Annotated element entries
begin
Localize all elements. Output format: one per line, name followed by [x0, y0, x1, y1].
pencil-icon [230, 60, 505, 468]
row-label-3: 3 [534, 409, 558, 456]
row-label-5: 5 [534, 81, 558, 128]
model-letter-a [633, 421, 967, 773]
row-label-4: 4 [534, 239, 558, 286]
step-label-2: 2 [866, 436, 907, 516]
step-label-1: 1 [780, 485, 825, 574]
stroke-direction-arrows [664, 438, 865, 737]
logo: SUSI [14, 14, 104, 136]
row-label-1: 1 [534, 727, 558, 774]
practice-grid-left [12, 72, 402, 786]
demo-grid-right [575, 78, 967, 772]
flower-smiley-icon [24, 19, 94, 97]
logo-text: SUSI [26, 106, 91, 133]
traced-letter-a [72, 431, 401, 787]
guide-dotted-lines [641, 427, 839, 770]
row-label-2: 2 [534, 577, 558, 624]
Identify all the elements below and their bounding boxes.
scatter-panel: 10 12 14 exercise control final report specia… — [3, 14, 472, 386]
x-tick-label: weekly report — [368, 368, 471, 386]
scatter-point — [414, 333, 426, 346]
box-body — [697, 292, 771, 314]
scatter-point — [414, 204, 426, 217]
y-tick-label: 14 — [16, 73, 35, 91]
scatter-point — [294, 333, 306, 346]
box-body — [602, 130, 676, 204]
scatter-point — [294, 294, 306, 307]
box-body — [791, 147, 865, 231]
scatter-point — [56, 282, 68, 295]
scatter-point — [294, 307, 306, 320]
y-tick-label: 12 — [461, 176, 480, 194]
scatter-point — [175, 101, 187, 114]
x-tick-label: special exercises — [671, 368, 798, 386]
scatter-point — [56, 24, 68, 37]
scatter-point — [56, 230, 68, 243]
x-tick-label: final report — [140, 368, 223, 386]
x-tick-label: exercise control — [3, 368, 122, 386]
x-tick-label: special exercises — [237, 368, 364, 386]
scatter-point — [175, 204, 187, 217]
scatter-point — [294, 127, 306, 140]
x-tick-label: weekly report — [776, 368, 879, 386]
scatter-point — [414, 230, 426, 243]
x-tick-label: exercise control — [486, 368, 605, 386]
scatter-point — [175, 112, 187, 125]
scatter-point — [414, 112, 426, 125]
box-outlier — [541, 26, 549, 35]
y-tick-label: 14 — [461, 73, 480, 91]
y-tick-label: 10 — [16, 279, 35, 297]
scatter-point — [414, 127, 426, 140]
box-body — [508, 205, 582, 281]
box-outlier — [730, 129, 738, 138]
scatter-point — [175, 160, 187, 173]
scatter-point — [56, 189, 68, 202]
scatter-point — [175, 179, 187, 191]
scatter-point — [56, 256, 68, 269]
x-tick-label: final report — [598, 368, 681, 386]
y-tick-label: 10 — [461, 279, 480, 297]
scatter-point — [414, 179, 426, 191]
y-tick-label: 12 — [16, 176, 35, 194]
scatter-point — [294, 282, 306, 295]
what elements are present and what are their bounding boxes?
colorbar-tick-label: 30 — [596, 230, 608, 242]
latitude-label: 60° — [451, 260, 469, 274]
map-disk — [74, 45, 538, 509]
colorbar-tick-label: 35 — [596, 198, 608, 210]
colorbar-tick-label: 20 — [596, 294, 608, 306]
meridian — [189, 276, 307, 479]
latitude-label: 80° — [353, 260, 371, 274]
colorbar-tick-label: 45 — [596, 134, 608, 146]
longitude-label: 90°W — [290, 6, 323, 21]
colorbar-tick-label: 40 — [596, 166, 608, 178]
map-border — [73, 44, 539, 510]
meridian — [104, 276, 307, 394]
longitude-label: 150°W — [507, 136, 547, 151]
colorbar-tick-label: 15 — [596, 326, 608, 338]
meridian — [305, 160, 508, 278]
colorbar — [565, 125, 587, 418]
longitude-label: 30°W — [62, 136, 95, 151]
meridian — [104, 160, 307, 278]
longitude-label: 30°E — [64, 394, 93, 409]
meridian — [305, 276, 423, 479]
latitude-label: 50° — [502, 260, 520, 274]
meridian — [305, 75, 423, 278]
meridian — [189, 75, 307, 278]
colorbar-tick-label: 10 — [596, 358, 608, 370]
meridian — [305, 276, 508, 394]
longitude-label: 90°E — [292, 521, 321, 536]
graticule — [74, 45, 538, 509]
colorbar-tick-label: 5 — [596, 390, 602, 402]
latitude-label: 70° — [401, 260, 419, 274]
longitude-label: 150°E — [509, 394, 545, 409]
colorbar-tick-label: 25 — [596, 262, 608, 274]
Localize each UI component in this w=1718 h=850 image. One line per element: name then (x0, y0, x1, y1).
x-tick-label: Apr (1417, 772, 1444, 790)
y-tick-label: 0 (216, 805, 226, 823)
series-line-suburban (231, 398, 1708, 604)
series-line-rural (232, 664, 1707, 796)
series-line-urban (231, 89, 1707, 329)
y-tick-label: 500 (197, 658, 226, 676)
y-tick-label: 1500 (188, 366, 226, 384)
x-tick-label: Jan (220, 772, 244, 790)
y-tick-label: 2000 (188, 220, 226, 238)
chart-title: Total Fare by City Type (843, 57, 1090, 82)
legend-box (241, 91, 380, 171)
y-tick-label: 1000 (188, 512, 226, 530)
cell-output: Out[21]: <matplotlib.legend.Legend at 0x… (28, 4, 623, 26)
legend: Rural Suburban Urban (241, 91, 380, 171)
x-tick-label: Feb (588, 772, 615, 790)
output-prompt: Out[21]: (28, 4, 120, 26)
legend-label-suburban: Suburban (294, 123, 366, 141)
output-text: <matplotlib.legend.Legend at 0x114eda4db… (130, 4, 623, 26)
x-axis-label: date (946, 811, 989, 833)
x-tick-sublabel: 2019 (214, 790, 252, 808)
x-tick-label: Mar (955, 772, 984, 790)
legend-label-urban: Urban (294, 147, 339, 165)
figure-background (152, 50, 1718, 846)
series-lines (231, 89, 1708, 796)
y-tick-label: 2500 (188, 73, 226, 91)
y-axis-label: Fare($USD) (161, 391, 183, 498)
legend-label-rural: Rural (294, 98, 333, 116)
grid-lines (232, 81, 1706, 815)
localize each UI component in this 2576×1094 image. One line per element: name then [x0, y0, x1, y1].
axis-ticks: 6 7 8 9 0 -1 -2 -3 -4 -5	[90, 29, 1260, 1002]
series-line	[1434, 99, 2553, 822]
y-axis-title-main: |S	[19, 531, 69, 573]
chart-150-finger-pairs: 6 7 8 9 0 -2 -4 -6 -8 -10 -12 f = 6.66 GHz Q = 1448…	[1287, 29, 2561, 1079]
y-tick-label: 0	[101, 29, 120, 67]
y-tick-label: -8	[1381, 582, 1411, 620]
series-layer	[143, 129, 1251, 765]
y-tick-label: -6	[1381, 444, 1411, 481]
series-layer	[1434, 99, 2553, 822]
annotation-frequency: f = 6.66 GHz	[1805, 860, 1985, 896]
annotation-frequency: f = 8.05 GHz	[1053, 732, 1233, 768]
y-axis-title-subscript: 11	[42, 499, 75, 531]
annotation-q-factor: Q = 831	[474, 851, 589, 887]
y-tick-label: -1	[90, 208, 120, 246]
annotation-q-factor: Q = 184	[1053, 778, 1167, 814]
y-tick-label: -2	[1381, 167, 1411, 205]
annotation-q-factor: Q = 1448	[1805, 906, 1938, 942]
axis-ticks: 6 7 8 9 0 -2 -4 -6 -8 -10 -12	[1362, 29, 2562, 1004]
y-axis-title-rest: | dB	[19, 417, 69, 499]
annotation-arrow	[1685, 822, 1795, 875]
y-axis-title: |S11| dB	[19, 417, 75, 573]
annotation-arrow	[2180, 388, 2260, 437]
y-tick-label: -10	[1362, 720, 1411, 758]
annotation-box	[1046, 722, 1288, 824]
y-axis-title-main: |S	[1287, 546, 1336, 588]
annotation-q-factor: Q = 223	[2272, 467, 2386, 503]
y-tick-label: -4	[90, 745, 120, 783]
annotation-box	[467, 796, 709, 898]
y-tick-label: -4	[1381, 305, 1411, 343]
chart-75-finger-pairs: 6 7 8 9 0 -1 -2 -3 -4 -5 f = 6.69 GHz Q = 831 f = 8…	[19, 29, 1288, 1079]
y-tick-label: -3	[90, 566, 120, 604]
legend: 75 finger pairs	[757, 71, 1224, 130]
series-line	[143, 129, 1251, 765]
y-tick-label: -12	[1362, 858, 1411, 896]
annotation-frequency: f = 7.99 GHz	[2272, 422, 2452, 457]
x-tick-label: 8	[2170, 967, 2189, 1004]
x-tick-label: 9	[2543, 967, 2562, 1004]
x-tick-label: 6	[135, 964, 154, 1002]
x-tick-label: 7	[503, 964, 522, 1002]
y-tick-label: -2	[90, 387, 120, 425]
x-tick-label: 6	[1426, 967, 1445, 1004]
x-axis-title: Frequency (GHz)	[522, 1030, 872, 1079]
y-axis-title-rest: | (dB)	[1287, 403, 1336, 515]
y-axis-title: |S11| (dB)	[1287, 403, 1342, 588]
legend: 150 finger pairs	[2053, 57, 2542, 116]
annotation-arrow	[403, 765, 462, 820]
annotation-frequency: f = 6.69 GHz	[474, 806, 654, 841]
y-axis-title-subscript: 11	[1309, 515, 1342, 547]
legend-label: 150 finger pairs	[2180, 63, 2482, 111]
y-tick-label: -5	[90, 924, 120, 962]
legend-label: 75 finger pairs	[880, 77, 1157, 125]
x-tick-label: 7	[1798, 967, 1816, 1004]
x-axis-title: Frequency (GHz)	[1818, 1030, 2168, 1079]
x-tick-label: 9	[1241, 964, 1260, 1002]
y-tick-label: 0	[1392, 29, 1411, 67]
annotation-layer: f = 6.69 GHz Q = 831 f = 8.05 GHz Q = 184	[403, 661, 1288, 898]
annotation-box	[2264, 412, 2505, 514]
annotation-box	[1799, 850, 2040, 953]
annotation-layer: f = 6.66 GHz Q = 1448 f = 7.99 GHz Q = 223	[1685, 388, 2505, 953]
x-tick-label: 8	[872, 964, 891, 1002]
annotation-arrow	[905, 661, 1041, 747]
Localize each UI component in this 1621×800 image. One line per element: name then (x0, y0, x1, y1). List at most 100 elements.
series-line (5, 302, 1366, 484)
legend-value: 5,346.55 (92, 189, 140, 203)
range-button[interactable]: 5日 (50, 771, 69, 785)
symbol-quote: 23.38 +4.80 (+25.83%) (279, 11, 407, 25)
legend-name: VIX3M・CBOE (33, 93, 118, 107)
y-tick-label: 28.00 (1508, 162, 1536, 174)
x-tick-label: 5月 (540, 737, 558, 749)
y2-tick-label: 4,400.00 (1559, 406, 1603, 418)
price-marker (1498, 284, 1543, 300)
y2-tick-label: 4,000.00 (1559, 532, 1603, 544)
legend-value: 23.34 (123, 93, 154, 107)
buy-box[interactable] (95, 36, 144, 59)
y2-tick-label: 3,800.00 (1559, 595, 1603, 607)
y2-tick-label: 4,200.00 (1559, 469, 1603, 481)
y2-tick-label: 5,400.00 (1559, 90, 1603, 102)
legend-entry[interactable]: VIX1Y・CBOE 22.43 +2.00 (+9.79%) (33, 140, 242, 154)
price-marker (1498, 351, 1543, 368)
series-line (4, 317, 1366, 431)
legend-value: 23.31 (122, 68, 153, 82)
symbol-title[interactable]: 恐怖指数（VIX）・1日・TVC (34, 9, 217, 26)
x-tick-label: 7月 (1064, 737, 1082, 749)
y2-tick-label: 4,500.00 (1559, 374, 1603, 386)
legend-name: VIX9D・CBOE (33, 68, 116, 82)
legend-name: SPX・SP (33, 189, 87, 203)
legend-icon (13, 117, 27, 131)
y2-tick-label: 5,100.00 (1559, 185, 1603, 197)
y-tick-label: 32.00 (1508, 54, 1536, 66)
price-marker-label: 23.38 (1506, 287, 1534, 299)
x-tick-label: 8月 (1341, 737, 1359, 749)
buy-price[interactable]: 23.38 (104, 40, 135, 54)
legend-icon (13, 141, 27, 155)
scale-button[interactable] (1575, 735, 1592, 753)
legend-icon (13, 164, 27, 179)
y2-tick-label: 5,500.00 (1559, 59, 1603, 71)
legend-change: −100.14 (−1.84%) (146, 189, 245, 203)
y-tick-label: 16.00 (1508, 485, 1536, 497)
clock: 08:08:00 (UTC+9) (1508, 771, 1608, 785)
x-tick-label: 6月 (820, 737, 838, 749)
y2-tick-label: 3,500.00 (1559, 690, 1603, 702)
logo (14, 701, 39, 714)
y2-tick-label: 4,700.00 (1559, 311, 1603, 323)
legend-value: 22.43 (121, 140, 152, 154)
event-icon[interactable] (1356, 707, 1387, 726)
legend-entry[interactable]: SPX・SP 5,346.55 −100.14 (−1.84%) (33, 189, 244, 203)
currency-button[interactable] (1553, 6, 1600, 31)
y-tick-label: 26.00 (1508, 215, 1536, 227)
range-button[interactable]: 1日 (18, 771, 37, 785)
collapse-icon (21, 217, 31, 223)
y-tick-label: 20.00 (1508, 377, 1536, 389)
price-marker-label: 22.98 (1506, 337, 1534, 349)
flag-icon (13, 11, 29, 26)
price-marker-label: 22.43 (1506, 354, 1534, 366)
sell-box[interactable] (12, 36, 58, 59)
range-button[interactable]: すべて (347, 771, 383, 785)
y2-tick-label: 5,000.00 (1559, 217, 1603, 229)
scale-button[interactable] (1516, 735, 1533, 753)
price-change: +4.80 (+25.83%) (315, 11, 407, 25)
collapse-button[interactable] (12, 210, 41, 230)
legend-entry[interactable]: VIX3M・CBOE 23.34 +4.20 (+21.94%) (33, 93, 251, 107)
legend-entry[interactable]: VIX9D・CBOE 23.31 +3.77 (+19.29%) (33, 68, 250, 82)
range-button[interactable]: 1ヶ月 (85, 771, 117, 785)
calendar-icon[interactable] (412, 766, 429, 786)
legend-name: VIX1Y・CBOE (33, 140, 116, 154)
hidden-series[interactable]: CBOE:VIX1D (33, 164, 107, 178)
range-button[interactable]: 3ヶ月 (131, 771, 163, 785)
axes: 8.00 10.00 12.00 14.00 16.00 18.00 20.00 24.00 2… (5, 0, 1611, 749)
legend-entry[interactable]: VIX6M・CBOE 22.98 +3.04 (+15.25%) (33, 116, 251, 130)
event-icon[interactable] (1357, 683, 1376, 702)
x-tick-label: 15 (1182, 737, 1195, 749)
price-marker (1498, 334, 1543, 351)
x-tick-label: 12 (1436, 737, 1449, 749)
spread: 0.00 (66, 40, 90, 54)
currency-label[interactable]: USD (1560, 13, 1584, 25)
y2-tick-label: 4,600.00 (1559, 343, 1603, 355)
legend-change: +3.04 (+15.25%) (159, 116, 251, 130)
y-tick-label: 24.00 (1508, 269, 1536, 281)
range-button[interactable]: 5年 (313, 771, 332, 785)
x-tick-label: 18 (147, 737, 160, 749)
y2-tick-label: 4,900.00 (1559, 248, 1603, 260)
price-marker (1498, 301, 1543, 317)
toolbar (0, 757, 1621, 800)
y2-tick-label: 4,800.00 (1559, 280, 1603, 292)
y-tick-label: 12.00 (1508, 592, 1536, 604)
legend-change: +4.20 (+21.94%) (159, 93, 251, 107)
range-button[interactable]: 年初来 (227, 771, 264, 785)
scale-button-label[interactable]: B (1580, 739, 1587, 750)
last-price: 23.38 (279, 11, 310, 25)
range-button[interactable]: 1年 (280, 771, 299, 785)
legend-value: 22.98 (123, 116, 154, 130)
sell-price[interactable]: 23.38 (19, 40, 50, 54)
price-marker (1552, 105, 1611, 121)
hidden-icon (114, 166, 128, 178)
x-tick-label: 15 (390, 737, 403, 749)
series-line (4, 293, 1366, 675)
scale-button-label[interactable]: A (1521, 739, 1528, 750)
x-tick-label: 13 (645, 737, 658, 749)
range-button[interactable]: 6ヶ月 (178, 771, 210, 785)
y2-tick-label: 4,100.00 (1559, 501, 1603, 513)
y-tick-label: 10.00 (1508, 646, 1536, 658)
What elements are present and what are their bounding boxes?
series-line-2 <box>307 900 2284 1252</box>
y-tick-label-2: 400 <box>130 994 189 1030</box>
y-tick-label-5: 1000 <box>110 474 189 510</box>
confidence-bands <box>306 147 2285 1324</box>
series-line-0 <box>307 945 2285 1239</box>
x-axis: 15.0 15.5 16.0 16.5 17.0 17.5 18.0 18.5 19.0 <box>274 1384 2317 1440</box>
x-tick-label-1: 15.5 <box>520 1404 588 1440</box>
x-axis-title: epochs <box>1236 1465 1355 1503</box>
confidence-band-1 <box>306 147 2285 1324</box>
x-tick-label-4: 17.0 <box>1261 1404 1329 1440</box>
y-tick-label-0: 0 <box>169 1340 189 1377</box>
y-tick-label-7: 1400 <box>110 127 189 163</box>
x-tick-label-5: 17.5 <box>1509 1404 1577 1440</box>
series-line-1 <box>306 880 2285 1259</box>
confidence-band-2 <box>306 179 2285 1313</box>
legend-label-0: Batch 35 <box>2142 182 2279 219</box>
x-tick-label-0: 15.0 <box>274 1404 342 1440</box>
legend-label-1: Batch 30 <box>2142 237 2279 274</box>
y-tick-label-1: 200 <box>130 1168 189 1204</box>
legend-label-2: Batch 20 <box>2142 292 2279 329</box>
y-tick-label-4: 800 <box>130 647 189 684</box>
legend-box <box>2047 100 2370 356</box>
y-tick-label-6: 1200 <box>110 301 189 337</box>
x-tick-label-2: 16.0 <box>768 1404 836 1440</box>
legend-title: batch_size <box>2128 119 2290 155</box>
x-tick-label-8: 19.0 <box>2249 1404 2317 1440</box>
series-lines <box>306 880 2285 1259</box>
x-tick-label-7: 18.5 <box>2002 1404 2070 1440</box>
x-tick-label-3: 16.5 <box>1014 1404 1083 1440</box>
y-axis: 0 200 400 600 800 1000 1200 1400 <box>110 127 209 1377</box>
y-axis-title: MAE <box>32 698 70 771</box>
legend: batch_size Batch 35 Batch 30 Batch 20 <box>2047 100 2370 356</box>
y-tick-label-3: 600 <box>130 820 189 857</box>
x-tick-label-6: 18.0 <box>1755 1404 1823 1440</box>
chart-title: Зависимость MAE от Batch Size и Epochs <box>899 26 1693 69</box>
end
Work instructions
Rewrite the items from the start through the line containing "y-tick-label: 10 — [461, 279, 480, 297]", substituting "data-point" for every occurrence of "scatter-point" and keeping all other text unchanged.

Exercise response
Localize all elements. Output format: one per line, name followed by [x0, y0, x1, y1].
pencil-icon [230, 60, 505, 468]
row-label-3: 3 [534, 409, 558, 456]
row-label-5: 5 [534, 81, 558, 128]
model-letter-a [633, 421, 967, 773]
row-label-4: 4 [534, 239, 558, 286]
step-label-2: 2 [866, 436, 907, 516]
step-label-1: 1 [780, 485, 825, 574]
stroke-direction-arrows [664, 438, 865, 737]
logo: SUSI [14, 14, 104, 136]
row-label-1: 1 [534, 727, 558, 774]
practice-grid-left [12, 72, 402, 786]
demo-grid-right [575, 78, 967, 772]
flower-smiley-icon [24, 19, 94, 97]
logo-text: SUSI [26, 106, 91, 133]
traced-letter-a [72, 431, 401, 787]
guide-dotted-lines [641, 427, 839, 770]
row-label-2: 2 [534, 577, 558, 624]
Identify all the elements below and their bounding boxes.
scatter-panel: 10 12 14 exercise control final report specia… — [3, 14, 472, 386]
x-tick-label: weekly report — [368, 368, 471, 386]
data-point — [414, 333, 426, 346]
box-body — [697, 292, 771, 314]
data-point — [414, 204, 426, 217]
y-tick-label: 14 — [16, 73, 35, 91]
data-point — [294, 333, 306, 346]
box-body — [602, 130, 676, 204]
data-point — [294, 294, 306, 307]
box-body — [791, 147, 865, 231]
data-point — [56, 282, 68, 295]
data-point — [294, 307, 306, 320]
y-tick-label: 12 — [461, 176, 480, 194]
data-point — [175, 101, 187, 114]
x-tick-label: special exercises — [671, 368, 798, 386]
data-point — [56, 24, 68, 37]
data-point — [56, 230, 68, 243]
x-tick-label: final report — [140, 368, 223, 386]
x-tick-label: exercise control — [3, 368, 122, 386]
x-tick-label: special exercises — [237, 368, 364, 386]
data-point — [175, 204, 187, 217]
data-point — [294, 127, 306, 140]
x-tick-label: weekly report — [776, 368, 879, 386]
data-point — [414, 230, 426, 243]
x-tick-label: exercise control — [486, 368, 605, 386]
data-point — [175, 112, 187, 125]
data-point — [414, 112, 426, 125]
box-outlier — [541, 26, 549, 35]
y-tick-label: 14 — [461, 73, 480, 91]
y-tick-label: 10 — [16, 279, 35, 297]
data-point — [414, 127, 426, 140]
box-body — [508, 205, 582, 281]
box-outlier — [730, 129, 738, 138]
data-point — [175, 160, 187, 173]
data-point — [56, 189, 68, 202]
data-point — [175, 179, 187, 191]
data-point — [56, 256, 68, 269]
x-tick-label: final report — [598, 368, 681, 386]
y-tick-label: 10 — [461, 279, 480, 297]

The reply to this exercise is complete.